◆ **Work to complete**:
Write out the entries again exactly as they are given.

◆ **Records provided**:
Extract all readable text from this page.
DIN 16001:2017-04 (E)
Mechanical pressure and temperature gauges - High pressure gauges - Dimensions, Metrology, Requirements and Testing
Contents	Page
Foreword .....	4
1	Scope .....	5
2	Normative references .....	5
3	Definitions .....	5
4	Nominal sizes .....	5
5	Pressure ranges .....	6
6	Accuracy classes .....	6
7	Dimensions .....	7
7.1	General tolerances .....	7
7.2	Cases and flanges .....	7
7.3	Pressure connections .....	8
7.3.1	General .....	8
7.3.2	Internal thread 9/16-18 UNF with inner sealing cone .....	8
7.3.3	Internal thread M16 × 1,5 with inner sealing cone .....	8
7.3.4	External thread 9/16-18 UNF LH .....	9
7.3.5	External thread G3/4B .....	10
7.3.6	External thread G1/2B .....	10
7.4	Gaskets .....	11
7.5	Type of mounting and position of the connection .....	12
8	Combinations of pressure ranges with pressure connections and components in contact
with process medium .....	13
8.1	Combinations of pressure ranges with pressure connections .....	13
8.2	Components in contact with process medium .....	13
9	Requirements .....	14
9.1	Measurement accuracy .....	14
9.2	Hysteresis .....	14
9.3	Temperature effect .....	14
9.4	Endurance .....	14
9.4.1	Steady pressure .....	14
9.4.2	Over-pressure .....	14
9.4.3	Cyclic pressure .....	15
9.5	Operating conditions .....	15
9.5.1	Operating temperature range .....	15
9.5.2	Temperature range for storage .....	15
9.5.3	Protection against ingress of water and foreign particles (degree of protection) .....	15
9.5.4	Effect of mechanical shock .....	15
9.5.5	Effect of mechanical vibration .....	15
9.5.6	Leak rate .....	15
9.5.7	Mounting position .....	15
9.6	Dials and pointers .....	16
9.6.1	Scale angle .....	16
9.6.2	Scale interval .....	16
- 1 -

◆ **Exercise response**:
Extract all readable text from this page.
DIN 16001:2017-04 (E)
Mechanical pressure and temperature gauges - High pressure gauges - Dimensions, Metrology, Requirements and Testing
Contents	Page
Foreword .....	4
1	Scope .....	5
2	Normative references .....	5
3	Definitions .....	5
4	Nominal sizes .....	5
5	Pressure ranges .....	6
6	Accuracy classes .....	6
7	Dimensions .....	7
7.1	General tolerances .....	7
7.2	Cases and flanges .....	7
7.3	Pressure connections .....	8
7.3.1	General .....	8
7.3.2	Internal thread 9/16-18 UNF with inner sealing cone .....	8
7.3.3	Internal thread M16 × 1,5 with inner sealing cone .....	8
7.3.4	External thread 9/16-18 UNF LH .....	9
7.3.5	External thread G3/4B .....	10
7.3.6	External thread G1/2B .....	10
7.4	Gaskets .....	11
7.5	Type of mounting and position of the connection .....	12
8	Combinations of pressure ranges with pressure connections and components in contact
with process medium .....	13
8.1	Combinations of pressure ranges with pressure connections .....	13
8.2	Components in contact with process medium .....	13
9	Requirements .....	14
9.1	Measurement accuracy .....	14
9.2	Hysteresis .....	14
9.3	Temperature effect .....	14
9.4	Endurance .....	14
9.4.1	Steady pressure .....	14
9.4.2	Over-pressure .....	14
9.4.3	Cyclic pressure .....	15
9.5	Operating conditions .....	15
9.5.1	Operating temperature range .....	15
9.5.2	Temperature range for storage .....	15
9.5.3	Protection against ingress of water and foreign particles (degree of protection) .....	15
9.5.4	Effect of mechanical shock .....	15
9.5.5	Effect of mechanical vibration .....	15
9.5.6	Leak rate .....	15
9.5.7	Mounting position .....	15
9.6	Dials and pointers .....	16
9.6.1	Scale angle .....	16
9.6.2	Scale interval .....	16
- 1 -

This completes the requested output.